Provided entries —
* * * * *

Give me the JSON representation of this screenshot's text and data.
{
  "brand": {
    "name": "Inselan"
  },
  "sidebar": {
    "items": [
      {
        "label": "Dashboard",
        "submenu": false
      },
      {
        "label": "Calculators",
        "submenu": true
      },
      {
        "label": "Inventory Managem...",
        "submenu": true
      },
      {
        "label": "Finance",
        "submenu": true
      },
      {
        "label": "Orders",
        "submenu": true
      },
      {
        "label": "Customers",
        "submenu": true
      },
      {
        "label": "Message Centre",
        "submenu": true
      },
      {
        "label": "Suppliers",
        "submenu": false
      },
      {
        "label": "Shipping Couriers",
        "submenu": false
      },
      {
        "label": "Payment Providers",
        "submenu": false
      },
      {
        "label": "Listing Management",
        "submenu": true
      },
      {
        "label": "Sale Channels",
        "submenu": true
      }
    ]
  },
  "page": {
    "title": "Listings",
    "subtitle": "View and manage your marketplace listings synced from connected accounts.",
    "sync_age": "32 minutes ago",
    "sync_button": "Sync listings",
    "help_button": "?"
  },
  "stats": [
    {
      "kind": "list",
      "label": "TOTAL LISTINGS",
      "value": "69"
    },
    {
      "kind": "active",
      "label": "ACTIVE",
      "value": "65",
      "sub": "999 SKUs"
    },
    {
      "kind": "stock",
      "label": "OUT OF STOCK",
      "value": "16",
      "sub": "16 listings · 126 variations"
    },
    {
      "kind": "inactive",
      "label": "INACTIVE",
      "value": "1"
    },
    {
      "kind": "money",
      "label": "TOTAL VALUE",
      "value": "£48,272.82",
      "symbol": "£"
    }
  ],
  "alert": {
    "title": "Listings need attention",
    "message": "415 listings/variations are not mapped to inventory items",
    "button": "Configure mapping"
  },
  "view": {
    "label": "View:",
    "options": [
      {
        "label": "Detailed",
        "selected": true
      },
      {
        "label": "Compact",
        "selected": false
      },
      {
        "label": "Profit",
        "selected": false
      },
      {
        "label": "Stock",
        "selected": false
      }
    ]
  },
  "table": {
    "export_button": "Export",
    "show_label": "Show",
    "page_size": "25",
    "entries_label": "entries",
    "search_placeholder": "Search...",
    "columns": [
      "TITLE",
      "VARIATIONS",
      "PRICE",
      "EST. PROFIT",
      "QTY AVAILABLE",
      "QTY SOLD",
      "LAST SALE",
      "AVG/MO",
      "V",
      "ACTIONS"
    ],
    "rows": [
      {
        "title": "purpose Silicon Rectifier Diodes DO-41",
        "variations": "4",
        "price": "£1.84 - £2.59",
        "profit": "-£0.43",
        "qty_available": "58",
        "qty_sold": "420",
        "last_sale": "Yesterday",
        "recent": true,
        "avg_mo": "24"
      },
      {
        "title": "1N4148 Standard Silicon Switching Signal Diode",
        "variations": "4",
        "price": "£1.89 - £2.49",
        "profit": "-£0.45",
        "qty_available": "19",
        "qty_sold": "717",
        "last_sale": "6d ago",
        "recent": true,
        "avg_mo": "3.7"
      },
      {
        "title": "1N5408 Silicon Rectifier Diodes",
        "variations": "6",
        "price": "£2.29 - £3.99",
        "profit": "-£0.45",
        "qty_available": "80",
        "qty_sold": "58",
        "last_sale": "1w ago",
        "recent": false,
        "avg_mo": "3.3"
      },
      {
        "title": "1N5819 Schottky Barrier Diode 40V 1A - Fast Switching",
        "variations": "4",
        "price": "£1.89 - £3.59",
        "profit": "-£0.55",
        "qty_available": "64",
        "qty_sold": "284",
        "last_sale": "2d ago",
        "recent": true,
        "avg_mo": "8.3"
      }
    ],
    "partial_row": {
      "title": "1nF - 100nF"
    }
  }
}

* * * * *

Task statement —
Gather, from the listing above, every line carrying the word "kind".

Result for this task —
      "kind": "list",
      "kind": "active",
      "kind": "stock",
      "kind": "inactive",
      "kind": "money",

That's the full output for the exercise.